**YOUR OBJECTIVE**:
No images are to be carried over; print all other material exactly as it stands.
* START *
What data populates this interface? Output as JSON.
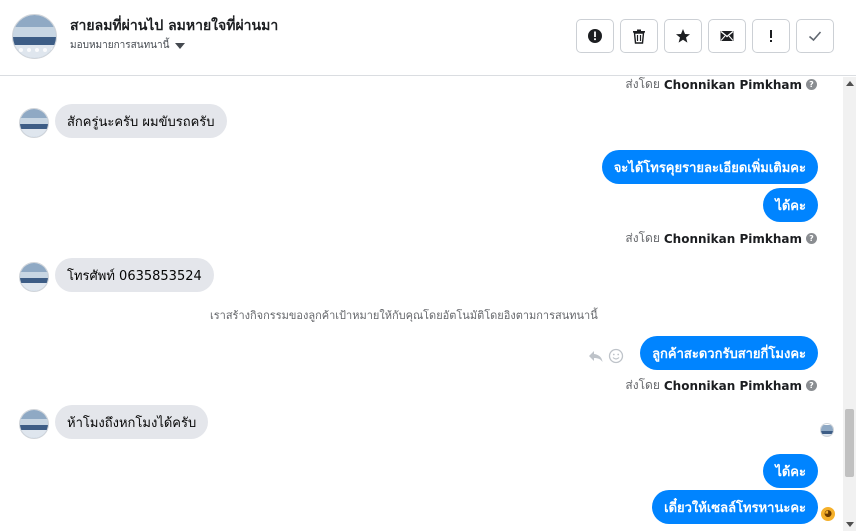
{
  "header": {
    "title": "สายลมที่ผ่านไป ลมหายใจที่ผ่านมา",
    "assign_label": "มอบหมายการสนทนานี้",
    "actions": [
      {
        "icon": "alert-circle-icon",
        "name": "mark-spam-button"
      },
      {
        "icon": "trash-icon",
        "name": "delete-button"
      },
      {
        "icon": "star-icon",
        "name": "star-button"
      },
      {
        "icon": "envelope-icon",
        "name": "mark-unread-button"
      },
      {
        "icon": "exclamation-icon",
        "name": "follow-up-button"
      },
      {
        "icon": "check-icon",
        "name": "mark-done-button"
      }
    ]
  },
  "thread": {
    "sent_by_prefix": "ส่งโดย",
    "agent_name": "Chonnikan Pimkham",
    "messages": [
      {
        "direction": "in",
        "text": "สักครู่นะครับ ผมขับรถครับ"
      },
      {
        "direction": "out",
        "text": "จะได้โทรคุยรายละเอียดเพิ่มเติมคะ"
      },
      {
        "direction": "out",
        "text": "ได้คะ"
      },
      {
        "direction": "in",
        "text": "โทรศัพท์ 0635853524"
      },
      {
        "direction": "system",
        "text": "เราสร้างกิจกรรมของลูกค้าเป้าหมายให้กับคุณโดยอัตโนมัติโดยอิงตามการสนทนานี้"
      },
      {
        "direction": "out",
        "text": "ลูกค้าสะดวกรับสายกี่โมงคะ"
      },
      {
        "direction": "in",
        "text": "ห้าโมงถึงหกโมงได้ครับ"
      },
      {
        "direction": "out",
        "text": "ได้คะ"
      },
      {
        "direction": "out",
        "text": "เดี๋ยวให้เซลล์โทรหานะคะ"
      }
    ]
  },
  "colors": {
    "outgoing_bubble": "#0084ff",
    "incoming_bubble": "#e4e6eb",
    "secondary_text": "#65676b"
  }
}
* END *
**FINISHED EXERCISE**:
What data populates this interface? Output as JSON.
{
  "header": {
    "title": "สายลมที่ผ่านไป ลมหายใจที่ผ่านมา",
    "assign_label": "มอบหมายการสนทนานี้",
    "actions": [
      {
        "icon": "alert-circle-icon",
        "name": "mark-spam-button"
      },
      {
        "icon": "trash-icon",
        "name": "delete-button"
      },
      {
        "icon": "star-icon",
        "name": "star-button"
      },
      {
        "icon": "envelope-icon",
        "name": "mark-unread-button"
      },
      {
        "icon": "exclamation-icon",
        "name": "follow-up-button"
      },
      {
        "icon": "check-icon",
        "name": "mark-done-button"
      }
    ]
  },
  "thread": {
    "sent_by_prefix": "ส่งโดย",
    "agent_name": "Chonnikan Pimkham",
    "messages": [
      {
        "direction": "in",
        "text": "สักครู่นะครับ ผมขับรถครับ"
      },
      {
        "direction": "out",
        "text": "จะได้โทรคุยรายละเอียดเพิ่มเติมคะ"
      },
      {
        "direction": "out",
        "text": "ได้คะ"
      },
      {
        "direction": "in",
        "text": "โทรศัพท์ 0635853524"
      },
      {
        "direction": "system",
        "text": "เราสร้างกิจกรรมของลูกค้าเป้าหมายให้กับคุณโดยอัตโนมัติโดยอิงตามการสนทนานี้"
      },
      {
        "direction": "out",
        "text": "ลูกค้าสะดวกรับสายกี่โมงคะ"
      },
      {
        "direction": "in",
        "text": "ห้าโมงถึงหกโมงได้ครับ"
      },
      {
        "direction": "out",
        "text": "ได้คะ"
      },
      {
        "direction": "out",
        "text": "เดี๋ยวให้เซลล์โทรหานะคะ"
      }
    ]
  },
  "colors": {
    "outgoing_bubble": "#0084ff",
    "incoming_bubble": "#e4e6eb",
    "secondary_text": "#65676b"
  }
}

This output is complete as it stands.